# [Goal of the exercise]
Tally the lines in the records underneath that contain the string "Swell", and state the figure by itself.

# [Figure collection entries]
[START]

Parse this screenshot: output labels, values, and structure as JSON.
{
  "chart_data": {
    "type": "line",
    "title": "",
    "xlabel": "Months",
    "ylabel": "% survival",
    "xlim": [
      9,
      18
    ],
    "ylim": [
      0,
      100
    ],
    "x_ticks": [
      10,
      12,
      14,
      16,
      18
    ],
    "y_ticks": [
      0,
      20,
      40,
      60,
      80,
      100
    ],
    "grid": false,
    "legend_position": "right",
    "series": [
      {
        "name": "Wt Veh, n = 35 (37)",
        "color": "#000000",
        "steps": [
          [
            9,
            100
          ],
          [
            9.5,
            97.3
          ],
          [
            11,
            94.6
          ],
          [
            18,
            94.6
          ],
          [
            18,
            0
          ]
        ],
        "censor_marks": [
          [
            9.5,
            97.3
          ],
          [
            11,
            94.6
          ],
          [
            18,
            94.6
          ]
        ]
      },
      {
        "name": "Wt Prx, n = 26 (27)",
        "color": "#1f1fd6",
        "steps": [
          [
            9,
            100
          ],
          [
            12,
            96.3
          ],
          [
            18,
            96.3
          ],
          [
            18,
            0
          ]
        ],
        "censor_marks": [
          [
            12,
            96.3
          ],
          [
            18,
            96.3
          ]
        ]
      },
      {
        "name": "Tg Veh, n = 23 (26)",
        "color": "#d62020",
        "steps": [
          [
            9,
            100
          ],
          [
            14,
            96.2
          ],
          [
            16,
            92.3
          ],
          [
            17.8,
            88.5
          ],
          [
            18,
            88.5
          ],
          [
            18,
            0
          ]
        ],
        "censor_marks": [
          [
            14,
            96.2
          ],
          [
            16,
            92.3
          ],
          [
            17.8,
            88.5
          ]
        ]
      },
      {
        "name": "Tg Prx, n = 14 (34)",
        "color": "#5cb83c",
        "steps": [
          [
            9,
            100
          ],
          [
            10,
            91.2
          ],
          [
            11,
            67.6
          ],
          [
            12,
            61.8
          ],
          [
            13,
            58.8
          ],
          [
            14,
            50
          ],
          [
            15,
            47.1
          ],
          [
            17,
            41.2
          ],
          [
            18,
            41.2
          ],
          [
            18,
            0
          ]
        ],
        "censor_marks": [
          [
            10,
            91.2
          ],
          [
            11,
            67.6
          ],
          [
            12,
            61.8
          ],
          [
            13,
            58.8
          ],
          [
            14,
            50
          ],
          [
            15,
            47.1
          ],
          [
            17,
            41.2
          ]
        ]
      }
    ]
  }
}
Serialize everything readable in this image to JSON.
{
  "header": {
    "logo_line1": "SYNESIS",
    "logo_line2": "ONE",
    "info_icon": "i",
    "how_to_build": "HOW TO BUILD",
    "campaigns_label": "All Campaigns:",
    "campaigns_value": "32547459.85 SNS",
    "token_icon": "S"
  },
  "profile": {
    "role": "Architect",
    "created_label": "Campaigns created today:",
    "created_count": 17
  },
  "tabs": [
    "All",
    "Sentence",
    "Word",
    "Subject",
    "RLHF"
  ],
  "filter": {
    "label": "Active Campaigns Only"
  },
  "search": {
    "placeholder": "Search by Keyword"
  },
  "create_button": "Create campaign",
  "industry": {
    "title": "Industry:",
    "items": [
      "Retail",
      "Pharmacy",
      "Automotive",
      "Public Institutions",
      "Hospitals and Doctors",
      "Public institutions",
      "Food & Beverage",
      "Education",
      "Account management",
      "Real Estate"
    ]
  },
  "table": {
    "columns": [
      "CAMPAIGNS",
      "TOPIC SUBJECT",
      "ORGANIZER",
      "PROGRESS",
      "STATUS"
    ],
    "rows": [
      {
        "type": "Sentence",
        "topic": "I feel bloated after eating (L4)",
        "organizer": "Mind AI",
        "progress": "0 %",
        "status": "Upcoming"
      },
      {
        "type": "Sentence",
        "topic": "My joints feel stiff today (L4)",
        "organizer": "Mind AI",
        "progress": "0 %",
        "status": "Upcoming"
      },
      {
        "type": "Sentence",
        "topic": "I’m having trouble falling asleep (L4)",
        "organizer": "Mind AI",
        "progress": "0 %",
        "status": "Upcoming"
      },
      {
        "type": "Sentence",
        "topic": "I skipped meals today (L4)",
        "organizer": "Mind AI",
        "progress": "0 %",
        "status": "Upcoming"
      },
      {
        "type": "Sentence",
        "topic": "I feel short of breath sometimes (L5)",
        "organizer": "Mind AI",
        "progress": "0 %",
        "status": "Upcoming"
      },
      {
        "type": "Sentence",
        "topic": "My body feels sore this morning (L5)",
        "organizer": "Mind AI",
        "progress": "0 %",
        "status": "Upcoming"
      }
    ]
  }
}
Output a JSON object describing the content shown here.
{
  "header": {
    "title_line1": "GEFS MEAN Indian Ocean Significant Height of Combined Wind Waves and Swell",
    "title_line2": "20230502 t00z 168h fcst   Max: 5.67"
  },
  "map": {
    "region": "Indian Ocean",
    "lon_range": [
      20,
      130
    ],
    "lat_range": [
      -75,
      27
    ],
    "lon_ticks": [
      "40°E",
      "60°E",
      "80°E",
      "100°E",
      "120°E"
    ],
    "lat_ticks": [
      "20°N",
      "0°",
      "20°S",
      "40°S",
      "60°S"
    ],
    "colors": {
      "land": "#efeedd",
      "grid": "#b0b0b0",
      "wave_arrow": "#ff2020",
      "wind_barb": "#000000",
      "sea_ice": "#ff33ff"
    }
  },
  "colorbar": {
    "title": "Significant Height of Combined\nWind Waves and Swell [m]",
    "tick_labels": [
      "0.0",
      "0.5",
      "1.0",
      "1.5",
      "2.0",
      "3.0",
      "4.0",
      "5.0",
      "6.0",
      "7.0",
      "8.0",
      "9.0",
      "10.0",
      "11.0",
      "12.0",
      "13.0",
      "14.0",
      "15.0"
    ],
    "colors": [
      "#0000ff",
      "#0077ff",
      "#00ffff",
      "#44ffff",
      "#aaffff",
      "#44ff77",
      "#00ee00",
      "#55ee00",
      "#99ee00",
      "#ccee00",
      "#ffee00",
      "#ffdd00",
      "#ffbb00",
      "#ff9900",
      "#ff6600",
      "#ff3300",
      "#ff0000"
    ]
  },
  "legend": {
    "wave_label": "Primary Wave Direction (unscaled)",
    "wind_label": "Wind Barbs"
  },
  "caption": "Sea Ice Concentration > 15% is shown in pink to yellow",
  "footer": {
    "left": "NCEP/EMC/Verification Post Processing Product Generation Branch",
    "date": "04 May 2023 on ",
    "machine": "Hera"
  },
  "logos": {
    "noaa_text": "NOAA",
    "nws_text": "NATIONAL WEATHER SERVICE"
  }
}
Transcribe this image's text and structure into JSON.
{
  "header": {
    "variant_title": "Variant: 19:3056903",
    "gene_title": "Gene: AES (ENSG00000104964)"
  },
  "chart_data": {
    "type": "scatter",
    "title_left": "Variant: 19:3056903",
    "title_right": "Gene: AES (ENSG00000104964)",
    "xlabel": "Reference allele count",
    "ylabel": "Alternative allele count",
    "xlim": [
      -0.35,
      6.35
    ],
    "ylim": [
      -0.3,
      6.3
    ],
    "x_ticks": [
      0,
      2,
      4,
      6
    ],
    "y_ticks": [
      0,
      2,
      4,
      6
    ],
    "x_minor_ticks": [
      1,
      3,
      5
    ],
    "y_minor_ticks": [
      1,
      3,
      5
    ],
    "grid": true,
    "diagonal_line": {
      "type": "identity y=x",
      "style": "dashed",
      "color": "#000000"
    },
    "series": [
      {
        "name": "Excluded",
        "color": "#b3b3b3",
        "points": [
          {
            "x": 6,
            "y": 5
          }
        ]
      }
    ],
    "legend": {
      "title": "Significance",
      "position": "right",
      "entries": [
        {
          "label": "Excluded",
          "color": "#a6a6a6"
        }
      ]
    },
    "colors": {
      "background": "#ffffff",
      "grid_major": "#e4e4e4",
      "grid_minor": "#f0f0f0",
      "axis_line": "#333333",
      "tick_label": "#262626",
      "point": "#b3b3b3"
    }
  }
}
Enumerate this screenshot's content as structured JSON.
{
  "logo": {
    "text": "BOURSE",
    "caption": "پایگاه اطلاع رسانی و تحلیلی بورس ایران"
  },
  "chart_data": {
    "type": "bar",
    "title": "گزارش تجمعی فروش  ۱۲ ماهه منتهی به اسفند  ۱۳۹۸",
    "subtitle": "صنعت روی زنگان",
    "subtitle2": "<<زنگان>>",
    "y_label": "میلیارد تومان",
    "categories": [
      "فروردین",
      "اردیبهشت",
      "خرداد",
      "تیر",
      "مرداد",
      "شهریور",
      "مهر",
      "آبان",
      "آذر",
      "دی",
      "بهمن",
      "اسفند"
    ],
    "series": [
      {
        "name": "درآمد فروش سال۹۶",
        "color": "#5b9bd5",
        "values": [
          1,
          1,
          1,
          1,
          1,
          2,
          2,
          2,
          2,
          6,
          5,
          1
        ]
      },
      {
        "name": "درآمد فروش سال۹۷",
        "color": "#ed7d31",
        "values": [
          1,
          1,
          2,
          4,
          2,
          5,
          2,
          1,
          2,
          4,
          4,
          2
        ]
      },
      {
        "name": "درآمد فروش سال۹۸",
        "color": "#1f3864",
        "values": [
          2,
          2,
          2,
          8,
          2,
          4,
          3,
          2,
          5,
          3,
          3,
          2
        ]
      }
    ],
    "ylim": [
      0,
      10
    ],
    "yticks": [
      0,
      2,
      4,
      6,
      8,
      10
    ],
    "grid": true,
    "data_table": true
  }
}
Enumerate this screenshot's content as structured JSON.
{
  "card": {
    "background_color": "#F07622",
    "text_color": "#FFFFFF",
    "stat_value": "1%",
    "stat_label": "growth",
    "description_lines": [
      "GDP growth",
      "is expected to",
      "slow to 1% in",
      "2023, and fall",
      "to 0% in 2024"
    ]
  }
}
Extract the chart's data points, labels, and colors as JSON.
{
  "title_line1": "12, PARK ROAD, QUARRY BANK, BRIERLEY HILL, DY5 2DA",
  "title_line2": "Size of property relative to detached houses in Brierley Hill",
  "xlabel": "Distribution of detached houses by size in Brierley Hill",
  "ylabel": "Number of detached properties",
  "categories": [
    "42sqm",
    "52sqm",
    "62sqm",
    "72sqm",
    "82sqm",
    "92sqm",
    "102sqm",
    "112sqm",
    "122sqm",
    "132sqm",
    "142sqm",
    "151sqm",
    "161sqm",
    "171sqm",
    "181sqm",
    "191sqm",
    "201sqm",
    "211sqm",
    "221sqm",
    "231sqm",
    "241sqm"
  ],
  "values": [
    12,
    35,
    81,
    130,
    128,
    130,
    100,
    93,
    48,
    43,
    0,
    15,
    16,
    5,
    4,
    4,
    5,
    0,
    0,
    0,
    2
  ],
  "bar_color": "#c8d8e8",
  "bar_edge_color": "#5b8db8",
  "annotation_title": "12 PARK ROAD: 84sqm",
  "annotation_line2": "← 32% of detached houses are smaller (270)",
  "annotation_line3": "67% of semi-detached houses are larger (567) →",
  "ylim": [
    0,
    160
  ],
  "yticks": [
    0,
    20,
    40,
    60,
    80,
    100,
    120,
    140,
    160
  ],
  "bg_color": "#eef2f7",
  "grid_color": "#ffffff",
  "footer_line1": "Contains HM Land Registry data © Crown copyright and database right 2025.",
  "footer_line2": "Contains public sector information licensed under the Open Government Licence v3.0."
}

[END]

# [Task output]
2